━━━ Data supplied ━━━

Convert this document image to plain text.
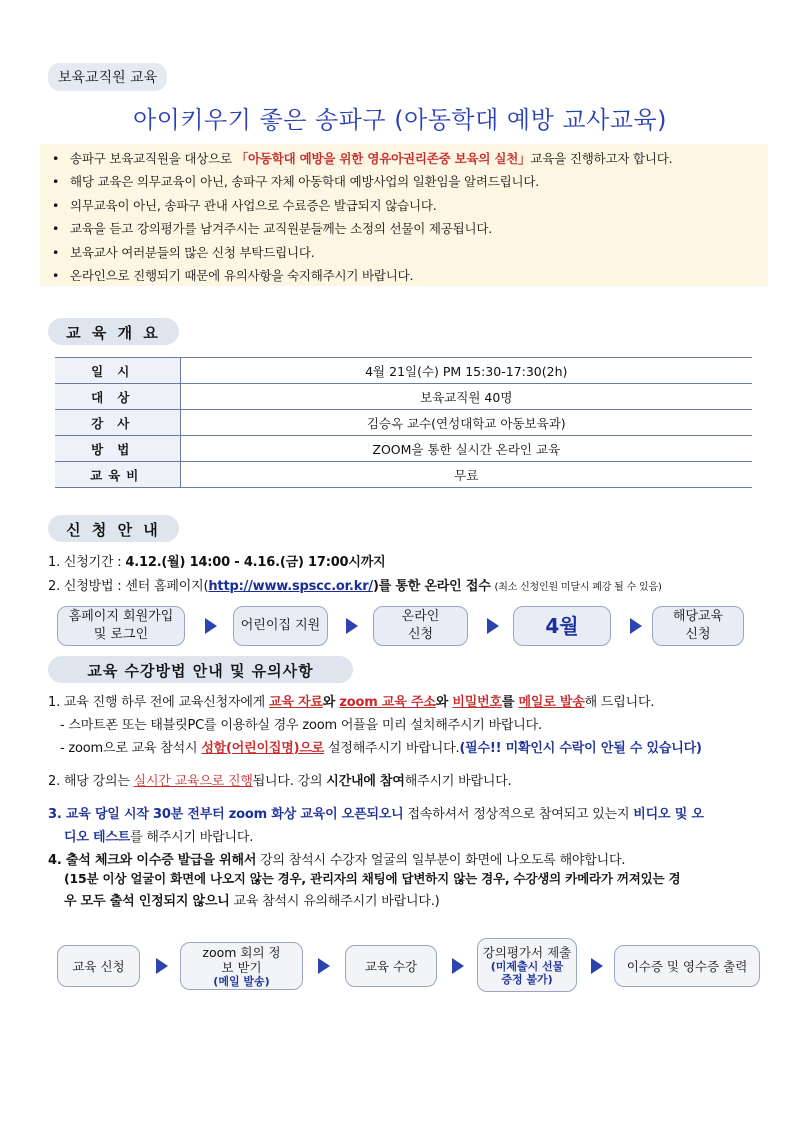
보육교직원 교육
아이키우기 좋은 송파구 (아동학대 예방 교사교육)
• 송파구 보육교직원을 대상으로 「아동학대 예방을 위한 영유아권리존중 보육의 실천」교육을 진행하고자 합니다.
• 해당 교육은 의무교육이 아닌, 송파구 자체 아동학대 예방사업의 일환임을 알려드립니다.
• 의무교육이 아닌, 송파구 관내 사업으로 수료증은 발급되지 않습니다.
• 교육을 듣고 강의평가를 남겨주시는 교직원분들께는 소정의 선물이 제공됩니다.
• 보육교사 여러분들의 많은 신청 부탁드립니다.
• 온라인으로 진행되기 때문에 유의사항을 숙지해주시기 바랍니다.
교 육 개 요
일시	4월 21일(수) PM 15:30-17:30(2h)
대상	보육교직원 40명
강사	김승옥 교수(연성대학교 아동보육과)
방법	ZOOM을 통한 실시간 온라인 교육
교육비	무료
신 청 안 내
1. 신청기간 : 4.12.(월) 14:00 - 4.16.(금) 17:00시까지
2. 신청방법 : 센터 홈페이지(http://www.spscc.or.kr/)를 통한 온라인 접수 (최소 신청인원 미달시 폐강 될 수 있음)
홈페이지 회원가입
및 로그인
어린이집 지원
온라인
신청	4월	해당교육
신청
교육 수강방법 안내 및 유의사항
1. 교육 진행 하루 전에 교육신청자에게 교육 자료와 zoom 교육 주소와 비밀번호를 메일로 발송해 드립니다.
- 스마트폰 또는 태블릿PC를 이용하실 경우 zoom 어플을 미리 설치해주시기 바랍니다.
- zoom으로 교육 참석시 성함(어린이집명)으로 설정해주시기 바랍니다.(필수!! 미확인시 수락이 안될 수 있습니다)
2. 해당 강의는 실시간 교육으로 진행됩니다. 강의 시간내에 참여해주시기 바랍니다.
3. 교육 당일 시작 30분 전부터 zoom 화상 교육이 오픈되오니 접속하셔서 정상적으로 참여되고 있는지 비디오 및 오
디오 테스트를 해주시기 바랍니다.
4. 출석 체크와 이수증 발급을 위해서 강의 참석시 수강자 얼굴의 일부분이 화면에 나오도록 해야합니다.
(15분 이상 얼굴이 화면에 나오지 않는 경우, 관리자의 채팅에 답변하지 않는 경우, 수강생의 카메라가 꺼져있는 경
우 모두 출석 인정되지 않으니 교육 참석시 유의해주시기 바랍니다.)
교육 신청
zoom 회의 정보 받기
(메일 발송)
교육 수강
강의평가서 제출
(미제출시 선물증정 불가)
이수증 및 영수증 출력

━━━
━━━ Data supplied ━━━

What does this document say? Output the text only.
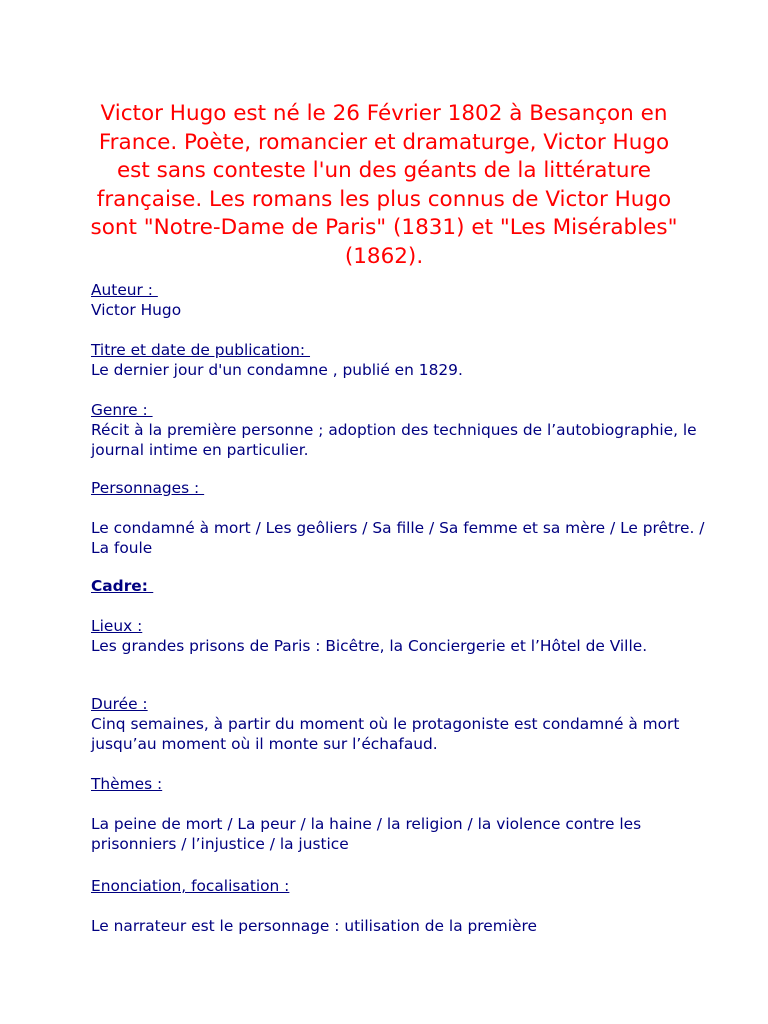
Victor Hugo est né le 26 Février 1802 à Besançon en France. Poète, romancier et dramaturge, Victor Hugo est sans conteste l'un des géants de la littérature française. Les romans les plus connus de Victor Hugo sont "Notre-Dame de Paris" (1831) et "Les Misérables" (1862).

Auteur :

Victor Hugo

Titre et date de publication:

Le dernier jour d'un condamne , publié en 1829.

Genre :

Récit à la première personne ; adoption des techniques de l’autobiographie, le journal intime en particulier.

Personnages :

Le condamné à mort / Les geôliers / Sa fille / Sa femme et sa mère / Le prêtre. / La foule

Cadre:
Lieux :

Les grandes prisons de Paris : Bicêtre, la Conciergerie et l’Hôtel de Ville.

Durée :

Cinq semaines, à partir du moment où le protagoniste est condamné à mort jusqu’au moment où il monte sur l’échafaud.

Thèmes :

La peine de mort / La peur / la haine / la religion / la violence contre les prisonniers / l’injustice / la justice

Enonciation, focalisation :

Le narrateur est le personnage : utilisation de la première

━━━

# Goal of the exercise
Where a line contains the string "바랍니다", extract that line.

# Output of the task
• 온라인으로 진행되기 때문에 유의사항을 숙지해주시기 바랍니다.
- 스마트폰 또는 태블릿PC를 이용하실 경우 zoom 어플을 미리 설치해주시기 바랍니다.
- zoom으로 교육 참석시 성함(어린이집명)으로 설정해주시기 바랍니다.(필수!! 미확인시 수락이 안될 수 있습니다)
2. 해당 강의는 실시간 교육으로 진행됩니다. 강의 시간내에 참여해주시기 바랍니다.
디오 테스트를 해주시기 바랍니다.
우 모두 출석 인정되지 않으니 교육 참석시 유의해주시기 바랍니다.)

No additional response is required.